Opdracht 1: Kopieer letterlijk het stuk uit de tekst over de planschadevergoeding dat begint bij de woorden "(20-12-2016) RvSt kent" en eindigt met "akkerbouwbedrijf en bedrijfswoning.".
Opdracht 2:
Beantwoord deze vragen over de tekst over de planschadevergoeding:
(a) Op hoeveel meter afstand ligt de hoogspanningsleiding ongeveer?
(b) Welk bedrag kende de raad in 2013 toe als planschadevergoeding?
(c) Uit welk jaar is het bestemmingsplan dat de aanleg van de hoogspanningsleiding mogelijk maakt?

═══ Tekst

(20-12-2016) RvSt kent planschadevergoeding toe ivm ligging woning nabij hoogspanningsleiding

BRON: FELTZ advocaten.

Planschadevergoeding voor aantasting woongenot in verband met nabije hoogspanningsleiding (Berbeevastgoedadvies: het betreft een bedrijfswoning bij een akkerbouwbedrijf, de hoogspanningsleiding ligt op ongeveer 130 meter afstand)

29 augustus 2016

In een uitspraak van 17 augustus 2016 (ECLI:NL:RVS:2016:2255) oordeelt de Afdeling dat appellant recht heeft op een planschadevergoeding van EUR 11.345,00 met wettelijke rente in verband met de aanwezigheid van een hoogspanningsleiding nabij zijn akkerbouwbedrijf en bedrijfswoning.

Appellant komt in beroep tegen het besluit van de raad uit 2013 om hem een planschadevergoeding van EUR 3403,35 toe te kennen. De oorzaak van de planschade ligt in een bestemmingsplan uit 2000 dat de aanleg van een hoogspanningsleiding mogelijk maakt. De schade bestaat volgens appellant uit onder meer aantasting van uitzicht, geluidsoverlast en psychische belasting in verband met kabels die dreigen te breken door toenemend extreem weer.

══════
═══ Gegevens

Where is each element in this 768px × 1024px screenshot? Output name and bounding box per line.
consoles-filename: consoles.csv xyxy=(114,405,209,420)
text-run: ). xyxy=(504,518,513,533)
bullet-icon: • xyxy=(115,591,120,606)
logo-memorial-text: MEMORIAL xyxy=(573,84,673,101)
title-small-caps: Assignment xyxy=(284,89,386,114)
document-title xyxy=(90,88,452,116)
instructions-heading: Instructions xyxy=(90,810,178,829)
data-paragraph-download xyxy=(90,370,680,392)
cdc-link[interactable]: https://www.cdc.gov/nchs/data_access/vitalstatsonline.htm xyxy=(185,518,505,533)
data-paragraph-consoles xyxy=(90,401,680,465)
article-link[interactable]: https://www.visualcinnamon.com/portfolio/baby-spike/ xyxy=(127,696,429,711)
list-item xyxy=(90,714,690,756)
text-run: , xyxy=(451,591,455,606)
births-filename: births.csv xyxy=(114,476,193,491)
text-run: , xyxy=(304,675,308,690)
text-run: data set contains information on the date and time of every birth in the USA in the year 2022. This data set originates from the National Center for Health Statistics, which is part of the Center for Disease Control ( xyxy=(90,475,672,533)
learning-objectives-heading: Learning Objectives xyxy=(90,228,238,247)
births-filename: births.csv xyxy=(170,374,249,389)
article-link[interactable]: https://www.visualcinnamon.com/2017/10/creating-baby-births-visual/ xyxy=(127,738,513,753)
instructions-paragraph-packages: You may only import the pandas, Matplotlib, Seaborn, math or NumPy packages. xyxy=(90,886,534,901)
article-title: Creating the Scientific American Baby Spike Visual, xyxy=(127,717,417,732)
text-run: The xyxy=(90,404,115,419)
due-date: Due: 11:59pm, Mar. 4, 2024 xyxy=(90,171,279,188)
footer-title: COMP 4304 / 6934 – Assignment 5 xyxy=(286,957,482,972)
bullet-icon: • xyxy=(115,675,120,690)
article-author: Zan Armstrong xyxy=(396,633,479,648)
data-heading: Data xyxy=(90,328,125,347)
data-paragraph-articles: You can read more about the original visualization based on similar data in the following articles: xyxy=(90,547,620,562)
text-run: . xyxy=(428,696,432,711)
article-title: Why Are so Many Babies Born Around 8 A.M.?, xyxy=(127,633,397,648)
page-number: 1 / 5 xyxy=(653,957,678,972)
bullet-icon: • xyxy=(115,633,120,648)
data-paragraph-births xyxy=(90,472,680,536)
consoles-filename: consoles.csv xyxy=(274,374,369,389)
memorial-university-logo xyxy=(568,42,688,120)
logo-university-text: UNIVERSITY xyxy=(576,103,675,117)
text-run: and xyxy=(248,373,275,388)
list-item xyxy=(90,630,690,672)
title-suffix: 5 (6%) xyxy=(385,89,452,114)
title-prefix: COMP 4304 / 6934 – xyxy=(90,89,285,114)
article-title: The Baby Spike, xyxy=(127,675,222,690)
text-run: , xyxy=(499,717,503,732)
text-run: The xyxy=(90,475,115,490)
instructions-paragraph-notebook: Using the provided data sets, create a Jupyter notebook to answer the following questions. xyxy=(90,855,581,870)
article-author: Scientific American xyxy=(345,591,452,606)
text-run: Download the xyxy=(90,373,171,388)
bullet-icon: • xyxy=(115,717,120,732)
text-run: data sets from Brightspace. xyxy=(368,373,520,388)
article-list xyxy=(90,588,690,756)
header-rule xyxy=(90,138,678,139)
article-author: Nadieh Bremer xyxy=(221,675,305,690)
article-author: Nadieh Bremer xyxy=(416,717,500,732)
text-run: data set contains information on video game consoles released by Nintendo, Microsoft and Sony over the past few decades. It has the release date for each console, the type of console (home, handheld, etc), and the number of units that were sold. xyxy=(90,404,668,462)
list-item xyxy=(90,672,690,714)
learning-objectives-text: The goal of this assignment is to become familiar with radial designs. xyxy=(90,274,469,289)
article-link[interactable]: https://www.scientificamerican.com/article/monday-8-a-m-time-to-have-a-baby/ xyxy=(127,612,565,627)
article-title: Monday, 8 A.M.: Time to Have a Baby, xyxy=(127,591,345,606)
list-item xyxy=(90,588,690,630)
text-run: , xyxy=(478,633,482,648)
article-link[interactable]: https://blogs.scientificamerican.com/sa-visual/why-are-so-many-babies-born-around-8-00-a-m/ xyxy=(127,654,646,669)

══════

Antwoord 1:
(20-12-2016) RvSt kent planschadevergoeding toe ivm ligging woning nabij hoogspanningsleiding

BRON: FELTZ advocaten.

Planschadevergoeding voor aantasting woongenot in verband met nabije hoogspanningsleiding (Berbeevastgoedadvies: het betreft een bedrijfswoning bij een akkerbouwbedrijf, de hoogspanningsleiding ligt op ongeveer 130 meter afstand)

29 augustus 2016

In een uitspraak van 17 augustus 2016 (ECLI:NL:RVS:2016:2255) oordeelt de Afdeling dat appellant recht heeft op een planschadevergoeding van EUR 11.345,00 met wettelijke rente in verband met de aanwezigheid van een hoogspanningsleiding nabij zijn akkerbouwbedrijf en bedrijfswoning.

Antwoord 2:
(a) Ongeveer 130 meter.
(b) EUR 3403,35.
(c) Uit 2000.